── Records for the exercise ──

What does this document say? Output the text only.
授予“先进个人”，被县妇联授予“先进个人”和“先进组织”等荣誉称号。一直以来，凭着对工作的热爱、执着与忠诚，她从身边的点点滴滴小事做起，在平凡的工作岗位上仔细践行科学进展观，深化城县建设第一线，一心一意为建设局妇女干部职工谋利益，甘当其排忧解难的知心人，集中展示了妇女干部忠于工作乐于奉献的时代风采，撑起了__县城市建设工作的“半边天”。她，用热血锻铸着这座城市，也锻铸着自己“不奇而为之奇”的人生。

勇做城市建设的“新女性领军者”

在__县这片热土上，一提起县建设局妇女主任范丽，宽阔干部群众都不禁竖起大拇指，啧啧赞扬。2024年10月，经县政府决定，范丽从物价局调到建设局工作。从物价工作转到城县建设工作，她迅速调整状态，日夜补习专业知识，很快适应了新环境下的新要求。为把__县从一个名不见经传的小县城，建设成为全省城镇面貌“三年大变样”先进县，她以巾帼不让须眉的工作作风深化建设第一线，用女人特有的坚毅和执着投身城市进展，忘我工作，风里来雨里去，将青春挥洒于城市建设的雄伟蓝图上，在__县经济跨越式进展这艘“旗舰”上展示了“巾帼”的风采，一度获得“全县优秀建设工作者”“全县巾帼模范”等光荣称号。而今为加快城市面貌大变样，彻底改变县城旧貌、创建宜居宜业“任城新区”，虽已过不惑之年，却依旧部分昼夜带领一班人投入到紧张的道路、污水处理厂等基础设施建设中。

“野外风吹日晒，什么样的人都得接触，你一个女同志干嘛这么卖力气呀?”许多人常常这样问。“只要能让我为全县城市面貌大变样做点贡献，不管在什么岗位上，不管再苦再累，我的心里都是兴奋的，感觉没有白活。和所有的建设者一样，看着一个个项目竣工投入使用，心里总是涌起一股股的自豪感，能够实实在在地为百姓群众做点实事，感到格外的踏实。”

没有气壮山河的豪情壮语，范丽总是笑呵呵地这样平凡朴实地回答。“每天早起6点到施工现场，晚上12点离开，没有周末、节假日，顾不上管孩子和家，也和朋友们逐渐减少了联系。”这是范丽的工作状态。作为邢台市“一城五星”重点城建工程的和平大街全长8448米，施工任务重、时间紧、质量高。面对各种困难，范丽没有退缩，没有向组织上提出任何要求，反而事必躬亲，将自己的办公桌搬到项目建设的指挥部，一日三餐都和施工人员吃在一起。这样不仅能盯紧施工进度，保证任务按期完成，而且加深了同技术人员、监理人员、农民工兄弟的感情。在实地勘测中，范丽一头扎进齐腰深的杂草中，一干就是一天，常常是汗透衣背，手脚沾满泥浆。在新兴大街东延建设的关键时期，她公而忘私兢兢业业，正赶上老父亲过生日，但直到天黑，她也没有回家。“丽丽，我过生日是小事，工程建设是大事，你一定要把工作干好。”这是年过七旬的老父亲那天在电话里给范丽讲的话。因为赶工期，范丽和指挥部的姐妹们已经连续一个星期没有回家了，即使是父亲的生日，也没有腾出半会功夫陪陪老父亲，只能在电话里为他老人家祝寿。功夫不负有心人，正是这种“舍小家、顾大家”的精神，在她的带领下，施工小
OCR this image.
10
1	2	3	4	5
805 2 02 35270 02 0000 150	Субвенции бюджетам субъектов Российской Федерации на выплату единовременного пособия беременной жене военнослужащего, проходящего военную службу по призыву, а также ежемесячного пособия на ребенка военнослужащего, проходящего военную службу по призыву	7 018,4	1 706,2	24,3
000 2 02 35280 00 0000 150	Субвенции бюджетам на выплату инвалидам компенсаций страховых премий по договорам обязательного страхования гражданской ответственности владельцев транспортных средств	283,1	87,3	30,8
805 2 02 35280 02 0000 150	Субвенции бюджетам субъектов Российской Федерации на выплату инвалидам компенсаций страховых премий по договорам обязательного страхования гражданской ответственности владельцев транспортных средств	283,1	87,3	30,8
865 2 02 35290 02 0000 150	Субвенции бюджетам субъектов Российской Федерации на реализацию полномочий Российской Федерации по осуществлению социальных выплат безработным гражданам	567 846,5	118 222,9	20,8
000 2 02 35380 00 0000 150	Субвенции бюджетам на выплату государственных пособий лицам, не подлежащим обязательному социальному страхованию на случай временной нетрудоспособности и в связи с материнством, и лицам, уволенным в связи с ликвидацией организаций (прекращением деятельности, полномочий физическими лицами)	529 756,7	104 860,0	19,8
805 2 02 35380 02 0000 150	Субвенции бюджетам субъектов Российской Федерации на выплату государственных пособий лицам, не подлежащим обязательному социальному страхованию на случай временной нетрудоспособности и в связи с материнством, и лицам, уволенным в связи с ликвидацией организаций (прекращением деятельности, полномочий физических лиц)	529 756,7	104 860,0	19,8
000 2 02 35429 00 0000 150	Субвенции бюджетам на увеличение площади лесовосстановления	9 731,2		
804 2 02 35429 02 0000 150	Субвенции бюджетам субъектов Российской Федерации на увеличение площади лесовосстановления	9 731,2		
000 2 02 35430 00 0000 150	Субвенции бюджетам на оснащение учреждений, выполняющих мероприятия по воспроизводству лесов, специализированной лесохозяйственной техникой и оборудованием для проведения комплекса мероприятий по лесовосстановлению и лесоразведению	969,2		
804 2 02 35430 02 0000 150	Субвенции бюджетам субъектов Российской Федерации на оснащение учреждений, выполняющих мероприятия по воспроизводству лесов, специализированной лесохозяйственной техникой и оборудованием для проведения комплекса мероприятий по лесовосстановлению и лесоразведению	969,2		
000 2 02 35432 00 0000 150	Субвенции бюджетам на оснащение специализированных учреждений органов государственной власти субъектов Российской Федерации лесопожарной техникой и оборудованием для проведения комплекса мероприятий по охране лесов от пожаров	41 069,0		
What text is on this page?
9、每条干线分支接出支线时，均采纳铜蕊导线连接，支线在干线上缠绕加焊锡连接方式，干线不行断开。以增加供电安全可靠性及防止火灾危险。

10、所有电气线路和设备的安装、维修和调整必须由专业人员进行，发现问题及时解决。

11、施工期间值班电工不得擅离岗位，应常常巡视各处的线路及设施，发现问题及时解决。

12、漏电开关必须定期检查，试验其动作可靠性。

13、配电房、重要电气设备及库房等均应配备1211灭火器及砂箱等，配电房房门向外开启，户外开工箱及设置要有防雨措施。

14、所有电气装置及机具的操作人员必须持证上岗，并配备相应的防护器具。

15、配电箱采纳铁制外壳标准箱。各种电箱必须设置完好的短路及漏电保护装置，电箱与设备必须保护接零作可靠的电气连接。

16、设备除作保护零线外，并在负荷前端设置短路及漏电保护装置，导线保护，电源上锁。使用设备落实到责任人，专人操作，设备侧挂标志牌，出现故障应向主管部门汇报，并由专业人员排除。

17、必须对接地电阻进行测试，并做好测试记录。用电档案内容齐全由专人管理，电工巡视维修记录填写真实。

───

▶ **Aim of the task**
Provide an exact reproduction of all the entries shown above.

▶ **Response for this exercise**
What does this document say? Output the text only.
授予“先进个人”，被县妇联授予“先进个人”和“先进组织”等荣誉称号。一直以来，凭着对工作的热爱、执着与忠诚，她从身边的点点滴滴小事做起，在平凡的工作岗位上仔细践行科学进展观，深化城县建设第一线，一心一意为建设局妇女干部职工谋利益，甘当其排忧解难的知心人，集中展示了妇女干部忠于工作乐于奉献的时代风采，撑起了__县城市建设工作的“半边天”。她，用热血锻铸着这座城市，也锻铸着自己“不奇而为之奇”的人生。

勇做城市建设的“新女性领军者”

在__县这片热土上，一提起县建设局妇女主任范丽，宽阔干部群众都不禁竖起大拇指，啧啧赞扬。2024年10月，经县政府决定，范丽从物价局调到建设局工作。从物价工作转到城县建设工作，她迅速调整状态，日夜补习专业知识，很快适应了新环境下的新要求。为把__县从一个名不见经传的小县城，建设成为全省城镇面貌“三年大变样”先进县，她以巾帼不让须眉的工作作风深化建设第一线，用女人特有的坚毅和执着投身城市进展，忘我工作，风里来雨里去，将青春挥洒于城市建设的雄伟蓝图上，在__县经济跨越式进展这艘“旗舰”上展示了“巾帼”的风采，一度获得“全县优秀建设工作者”“全县巾帼模范”等光荣称号。而今为加快城市面貌大变样，彻底改变县城旧貌、创建宜居宜业“任城新区”，虽已过不惑之年，却依旧部分昼夜带领一班人投入到紧张的道路、污水处理厂等基础设施建设中。

“野外风吹日晒，什么样的人都得接触，你一个女同志干嘛这么卖力气呀?”许多人常常这样问。“只要能让我为全县城市面貌大变样做点贡献，不管在什么岗位上，不管再苦再累，我的心里都是兴奋的，感觉没有白活。和所有的建设者一样，看着一个个项目竣工投入使用，心里总是涌起一股股的自豪感，能够实实在在地为百姓群众做点实事，感到格外的踏实。”

没有气壮山河的豪情壮语，范丽总是笑呵呵地这样平凡朴实地回答。“每天早起6点到施工现场，晚上12点离开，没有周末、节假日，顾不上管孩子和家，也和朋友们逐渐减少了联系。”这是范丽的工作状态。作为邢台市“一城五星”重点城建工程的和平大街全长8448米，施工任务重、时间紧、质量高。面对各种困难，范丽没有退缩，没有向组织上提出任何要求，反而事必躬亲，将自己的办公桌搬到项目建设的指挥部，一日三餐都和施工人员吃在一起。这样不仅能盯紧施工进度，保证任务按期完成，而且加深了同技术人员、监理人员、农民工兄弟的感情。在实地勘测中，范丽一头扎进齐腰深的杂草中，一干就是一天，常常是汗透衣背，手脚沾满泥浆。在新兴大街东延建设的关键时期，她公而忘私兢兢业业，正赶上老父亲过生日，但直到天黑，她也没有回家。“丽丽，我过生日是小事，工程建设是大事，你一定要把工作干好。”这是年过七旬的老父亲那天在电话里给范丽讲的话。因为赶工期，范丽和指挥部的姐妹们已经连续一个星期没有回家了，即使是父亲的生日，也没有腾出半会功夫陪陪老父亲，只能在电话里为他老人家祝寿。功夫不负有心人，正是这种“舍小家、顾大家”的精神，在她的带领下，施工小
OCR this image.
10
1	2	3	4	5
805 2 02 35270 02 0000 150	Субвенции бюджетам субъектов Российской Федерации на выплату единовременного пособия беременной жене военнослужащего, проходящего военную службу по призыву, а также ежемесячного пособия на ребенка военнослужащего, проходящего военную службу по призыву	7 018,4	1 706,2	24,3
000 2 02 35280 00 0000 150	Субвенции бюджетам на выплату инвалидам компенсаций страховых премий по договорам обязательного страхования гражданской ответственности владельцев транспортных средств	283,1	87,3	30,8
805 2 02 35280 02 0000 150	Субвенции бюджетам субъектов Российской Федерации на выплату инвалидам компенсаций страховых премий по договорам обязательного страхования гражданской ответственности владельцев транспортных средств	283,1	87,3	30,8
865 2 02 35290 02 0000 150	Субвенции бюджетам субъектов Российской Федерации на реализацию полномочий Российской Федерации по осуществлению социальных выплат безработным гражданам	567 846,5	118 222,9	20,8
000 2 02 35380 00 0000 150	Субвенции бюджетам на выплату государственных пособий лицам, не подлежащим обязательному социальному страхованию на случай временной нетрудоспособности и в связи с материнством, и лицам, уволенным в связи с ликвидацией организаций (прекращением деятельности, полномочий физическими лицами)	529 756,7	104 860,0	19,8
805 2 02 35380 02 0000 150	Субвенции бюджетам субъектов Российской Федерации на выплату государственных пособий лицам, не подлежащим обязательному социальному страхованию на случай временной нетрудоспособности и в связи с материнством, и лицам, уволенным в связи с ликвидацией организаций (прекращением деятельности, полномочий физических лиц)	529 756,7	104 860,0	19,8
000 2 02 35429 00 0000 150	Субвенции бюджетам на увеличение площади лесовосстановления	9 731,2		
804 2 02 35429 02 0000 150	Субвенции бюджетам субъектов Российской Федерации на увеличение площади лесовосстановления	9 731,2		
000 2 02 35430 00 0000 150	Субвенции бюджетам на оснащение учреждений, выполняющих мероприятия по воспроизводству лесов, специализированной лесохозяйственной техникой и оборудованием для проведения комплекса мероприятий по лесовосстановлению и лесоразведению	969,2		
804 2 02 35430 02 0000 150	Субвенции бюджетам субъектов Российской Федерации на оснащение учреждений, выполняющих мероприятия по воспроизводству лесов, специализированной лесохозяйственной техникой и оборудованием для проведения комплекса мероприятий по лесовосстановлению и лесоразведению	969,2		
000 2 02 35432 00 0000 150	Субвенции бюджетам на оснащение специализированных учреждений органов государственной власти субъектов Российской Федерации лесопожарной техникой и оборудованием для проведения комплекса мероприятий по охране лесов от пожаров	41 069,0		
What text is on this page?
9、每条干线分支接出支线时，均采纳铜蕊导线连接，支线在干线上缠绕加焊锡连接方式，干线不行断开。以增加供电安全可靠性及防止火灾危险。

10、所有电气线路和设备的安装、维修和调整必须由专业人员进行，发现问题及时解决。

11、施工期间值班电工不得擅离岗位，应常常巡视各处的线路及设施，发现问题及时解决。

12、漏电开关必须定期检查，试验其动作可靠性。

13、配电房、重要电气设备及库房等均应配备1211灭火器及砂箱等，配电房房门向外开启，户外开工箱及设置要有防雨措施。

14、所有电气装置及机具的操作人员必须持证上岗，并配备相应的防护器具。

15、配电箱采纳铁制外壳标准箱。各种电箱必须设置完好的短路及漏电保护装置，电箱与设备必须保护接零作可靠的电气连接。

16、设备除作保护零线外，并在负荷前端设置短路及漏电保护装置，导线保护，电源上锁。使用设备落实到责任人，专人操作，设备侧挂标志牌，出现故障应向主管部门汇报，并由专业人员排除。

17、必须对接地电阻进行测试，并做好测试记录。用电档案内容齐全由专人管理，电工巡视维修记录填写真实。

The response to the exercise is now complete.